To better evaluate the performance of the diabetes detection classifier, we compare the results of our best classifier (ANN) with other diabetes detection CAD algorithms proposed by other researchers. In Table 3, we compare our model with other works related to the diagnosis of diabetes. The ANN-based classifiers outperform most of the pre-existing algorithms proposed in the literature and hence can serve as an alternative to existing technologies. Finally, DFUs can be detected in the early stages by correlating the results of the hotspot detection algorithm with the results of the diabetes detection algorithms.

Table 3 Comparison between the proposed system and other works related to diagnosis of diabetes using ML or image processing

The limitations of our work are as follows. DM cannot be diagnosed with certainty when only foot thermograms are used. These tests need to be coupled with blood glucose tests for an accurate diagnosis. Therefore, right now, our algorithm can only act as a diagnostic aid and be used as a screening tool before blood testing. Our algorithm also fails at diagnosing DM in the early stages; the algorithm is based on detecting high-temperature regions and ulcer-prone regions in the feet. Hence, it cannot aid in the early diagnosis of the disease as these changes in the feet occur only after years of suffering from DM. Finally, our hotspot detection algorithm is validated only for the detection of regions with an increased risk of ulceration. Ulcer-prone tissues are hotter than normal tissues. A dataset consisting of foot thermograms of subjects suffering from DM and at risk of foot ulceration must be acquired and be used to test the proposed hotspot detection algorithm. Only, when this test yields successful results can our algorithm be used to detect pre-ulcerative hotspots for the early diagnosis of DFUs.

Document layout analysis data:

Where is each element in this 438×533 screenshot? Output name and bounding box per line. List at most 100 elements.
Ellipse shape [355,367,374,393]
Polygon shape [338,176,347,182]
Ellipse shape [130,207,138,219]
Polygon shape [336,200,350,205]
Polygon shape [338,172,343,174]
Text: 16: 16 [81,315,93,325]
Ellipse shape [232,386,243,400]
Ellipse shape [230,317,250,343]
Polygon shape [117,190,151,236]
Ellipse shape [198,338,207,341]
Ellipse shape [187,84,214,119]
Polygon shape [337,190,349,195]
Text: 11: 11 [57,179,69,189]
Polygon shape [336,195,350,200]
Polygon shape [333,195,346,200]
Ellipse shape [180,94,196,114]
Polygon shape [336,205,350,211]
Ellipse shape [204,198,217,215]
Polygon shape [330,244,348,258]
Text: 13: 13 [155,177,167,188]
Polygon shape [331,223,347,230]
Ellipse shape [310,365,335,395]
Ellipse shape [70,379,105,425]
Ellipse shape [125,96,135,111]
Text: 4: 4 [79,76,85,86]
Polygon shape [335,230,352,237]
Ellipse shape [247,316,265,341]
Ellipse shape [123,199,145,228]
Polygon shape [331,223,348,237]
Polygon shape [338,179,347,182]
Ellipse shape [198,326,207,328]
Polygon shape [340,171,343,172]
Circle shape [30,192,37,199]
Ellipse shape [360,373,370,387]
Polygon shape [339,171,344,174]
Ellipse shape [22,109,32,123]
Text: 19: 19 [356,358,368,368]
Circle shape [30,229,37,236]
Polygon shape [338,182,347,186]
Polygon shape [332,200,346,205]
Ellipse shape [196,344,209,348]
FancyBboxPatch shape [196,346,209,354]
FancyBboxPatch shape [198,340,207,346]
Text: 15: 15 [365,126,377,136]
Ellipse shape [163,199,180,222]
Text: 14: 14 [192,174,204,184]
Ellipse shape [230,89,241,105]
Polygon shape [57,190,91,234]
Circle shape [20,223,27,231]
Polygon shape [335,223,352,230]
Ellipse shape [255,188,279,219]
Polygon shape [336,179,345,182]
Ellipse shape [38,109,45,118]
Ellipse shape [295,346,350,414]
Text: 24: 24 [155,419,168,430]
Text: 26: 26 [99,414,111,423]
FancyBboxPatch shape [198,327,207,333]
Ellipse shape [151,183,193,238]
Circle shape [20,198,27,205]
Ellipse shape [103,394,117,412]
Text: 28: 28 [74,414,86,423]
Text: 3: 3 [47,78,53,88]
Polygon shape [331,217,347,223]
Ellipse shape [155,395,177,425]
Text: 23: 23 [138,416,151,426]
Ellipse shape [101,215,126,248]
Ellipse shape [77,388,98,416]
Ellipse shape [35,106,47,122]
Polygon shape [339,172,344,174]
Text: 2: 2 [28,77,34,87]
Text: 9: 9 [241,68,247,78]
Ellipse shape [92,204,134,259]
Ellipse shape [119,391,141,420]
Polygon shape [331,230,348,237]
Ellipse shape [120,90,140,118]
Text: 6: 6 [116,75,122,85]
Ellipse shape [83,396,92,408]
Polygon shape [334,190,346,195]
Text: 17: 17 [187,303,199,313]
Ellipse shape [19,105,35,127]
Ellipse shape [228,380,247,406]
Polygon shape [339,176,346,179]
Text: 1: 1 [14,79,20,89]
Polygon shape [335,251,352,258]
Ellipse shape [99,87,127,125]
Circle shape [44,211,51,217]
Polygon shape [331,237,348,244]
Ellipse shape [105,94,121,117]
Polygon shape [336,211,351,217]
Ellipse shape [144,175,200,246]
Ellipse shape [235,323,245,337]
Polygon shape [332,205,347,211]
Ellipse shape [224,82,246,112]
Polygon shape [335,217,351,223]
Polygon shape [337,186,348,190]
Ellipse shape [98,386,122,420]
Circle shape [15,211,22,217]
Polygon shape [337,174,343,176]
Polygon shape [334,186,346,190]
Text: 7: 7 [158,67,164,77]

EXERCISE INSTRUCTIONS
• A. Decide whether each statement agrees with the passage on diabetes detection, answering yes or no and quoting the deciding words: (i) Foot thermograms alone are enough to diagnose DM with certainty. (ii) Ulcer-prone tissues are hotter than normal tissues. (iii) The algorithm can diagnose DM in its early stages.
• B. According to the passage on diabetes detection, what tests must the foot thermogram tests be coupled with for an accurate diagnosis?

RESPONSES TO THE TASKS
• A.
(i) No: "DM cannot be diagnosed with certainty when only foot thermograms are used."
(ii) Yes: "Ulcer-prone tissues are hotter than normal tissues."
(iii) No: "Our algorithm also fails at diagnosing DM in the early stages"

• B. Blood glucose tests.